[Lines of data]

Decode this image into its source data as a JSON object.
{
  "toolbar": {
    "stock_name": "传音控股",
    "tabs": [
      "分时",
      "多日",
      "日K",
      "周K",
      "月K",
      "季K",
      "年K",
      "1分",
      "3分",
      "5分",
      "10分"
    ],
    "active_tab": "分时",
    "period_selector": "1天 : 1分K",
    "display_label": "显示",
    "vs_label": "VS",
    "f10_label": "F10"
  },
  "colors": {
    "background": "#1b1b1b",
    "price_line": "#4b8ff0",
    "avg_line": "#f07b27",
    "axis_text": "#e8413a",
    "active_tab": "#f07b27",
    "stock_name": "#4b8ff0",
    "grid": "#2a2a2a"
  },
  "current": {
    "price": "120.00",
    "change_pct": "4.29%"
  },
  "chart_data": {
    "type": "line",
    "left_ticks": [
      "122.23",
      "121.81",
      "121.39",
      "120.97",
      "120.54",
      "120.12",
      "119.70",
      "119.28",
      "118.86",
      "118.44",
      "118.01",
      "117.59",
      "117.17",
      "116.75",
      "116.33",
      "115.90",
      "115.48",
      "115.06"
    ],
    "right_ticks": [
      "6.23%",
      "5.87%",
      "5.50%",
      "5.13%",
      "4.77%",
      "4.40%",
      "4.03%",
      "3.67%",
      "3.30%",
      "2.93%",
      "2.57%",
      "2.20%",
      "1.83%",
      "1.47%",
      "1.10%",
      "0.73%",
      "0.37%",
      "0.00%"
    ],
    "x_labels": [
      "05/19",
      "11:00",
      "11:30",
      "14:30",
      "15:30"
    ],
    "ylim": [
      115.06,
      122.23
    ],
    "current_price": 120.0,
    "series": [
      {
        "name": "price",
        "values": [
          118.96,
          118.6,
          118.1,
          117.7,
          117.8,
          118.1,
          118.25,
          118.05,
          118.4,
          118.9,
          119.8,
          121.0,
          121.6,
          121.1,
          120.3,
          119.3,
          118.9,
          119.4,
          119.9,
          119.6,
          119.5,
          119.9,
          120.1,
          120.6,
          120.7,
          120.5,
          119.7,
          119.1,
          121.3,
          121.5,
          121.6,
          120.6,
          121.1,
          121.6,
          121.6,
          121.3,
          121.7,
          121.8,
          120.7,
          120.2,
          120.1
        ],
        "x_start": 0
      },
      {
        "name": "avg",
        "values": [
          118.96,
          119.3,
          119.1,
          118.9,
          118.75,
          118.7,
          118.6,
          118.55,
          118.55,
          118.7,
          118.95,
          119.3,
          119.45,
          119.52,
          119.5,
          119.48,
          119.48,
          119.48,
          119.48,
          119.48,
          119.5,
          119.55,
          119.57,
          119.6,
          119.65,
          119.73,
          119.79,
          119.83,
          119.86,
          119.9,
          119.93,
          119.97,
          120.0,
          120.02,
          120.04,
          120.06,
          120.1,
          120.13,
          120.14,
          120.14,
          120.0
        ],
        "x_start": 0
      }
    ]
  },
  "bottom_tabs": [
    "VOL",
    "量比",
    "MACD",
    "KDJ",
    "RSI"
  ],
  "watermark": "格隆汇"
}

• **What to work on**
Copy each record from above exactly, and include every line.

• **The output**
Decode this image into its source data as a JSON object.
{
  "toolbar": {
    "stock_name": "传音控股",
    "tabs": [
      "分时",
      "多日",
      "日K",
      "周K",
      "月K",
      "季K",
      "年K",
      "1分",
      "3分",
      "5分",
      "10分"
    ],
    "active_tab": "分时",
    "period_selector": "1天 : 1分K",
    "display_label": "显示",
    "vs_label": "VS",
    "f10_label": "F10"
  },
  "colors": {
    "background": "#1b1b1b",
    "price_line": "#4b8ff0",
    "avg_line": "#f07b27",
    "axis_text": "#e8413a",
    "active_tab": "#f07b27",
    "stock_name": "#4b8ff0",
    "grid": "#2a2a2a"
  },
  "current": {
    "price": "120.00",
    "change_pct": "4.29%"
  },
  "chart_data": {
    "type": "line",
    "left_ticks": [
      "122.23",
      "121.81",
      "121.39",
      "120.97",
      "120.54",
      "120.12",
      "119.70",
      "119.28",
      "118.86",
      "118.44",
      "118.01",
      "117.59",
      "117.17",
      "116.75",
      "116.33",
      "115.90",
      "115.48",
      "115.06"
    ],
    "right_ticks": [
      "6.23%",
      "5.87%",
      "5.50%",
      "5.13%",
      "4.77%",
      "4.40%",
      "4.03%",
      "3.67%",
      "3.30%",
      "2.93%",
      "2.57%",
      "2.20%",
      "1.83%",
      "1.47%",
      "1.10%",
      "0.73%",
      "0.37%",
      "0.00%"
    ],
    "x_labels": [
      "05/19",
      "11:00",
      "11:30",
      "14:30",
      "15:30"
    ],
    "ylim": [
      115.06,
      122.23
    ],
    "current_price": 120.0,
    "series": [
      {
        "name": "price",
        "values": [
          118.96,
          118.6,
          118.1,
          117.7,
          117.8,
          118.1,
          118.25,
          118.05,
          118.4,
          118.9,
          119.8,
          121.0,
          121.6,
          121.1,
          120.3,
          119.3,
          118.9,
          119.4,
          119.9,
          119.6,
          119.5,
          119.9,
          120.1,
          120.6,
          120.7,
          120.5,
          119.7,
          119.1,
          121.3,
          121.5,
          121.6,
          120.6,
          121.1,
          121.6,
          121.6,
          121.3,
          121.7,
          121.8,
          120.7,
          120.2,
          120.1
        ],
        "x_start": 0
      },
      {
        "name": "avg",
        "values": [
          118.96,
          119.3,
          119.1,
          118.9,
          118.75,
          118.7,
          118.6,
          118.55,
          118.55,
          118.7,
          118.95,
          119.3,
          119.45,
          119.52,
          119.5,
          119.48,
          119.48,
          119.48,
          119.48,
          119.48,
          119.5,
          119.55,
          119.57,
          119.6,
          119.65,
          119.73,
          119.79,
          119.83,
          119.86,
          119.9,
          119.93,
          119.97,
          120.0,
          120.02,
          120.04,
          120.06,
          120.1,
          120.13,
          120.14,
          120.14,
          120.0
        ],
        "x_start": 0
      }
    ]
  },
  "bottom_tabs": [
    "VOL",
    "量比",
    "MACD",
    "KDJ",
    "RSI"
  ],
  "watermark": "格隆汇"
}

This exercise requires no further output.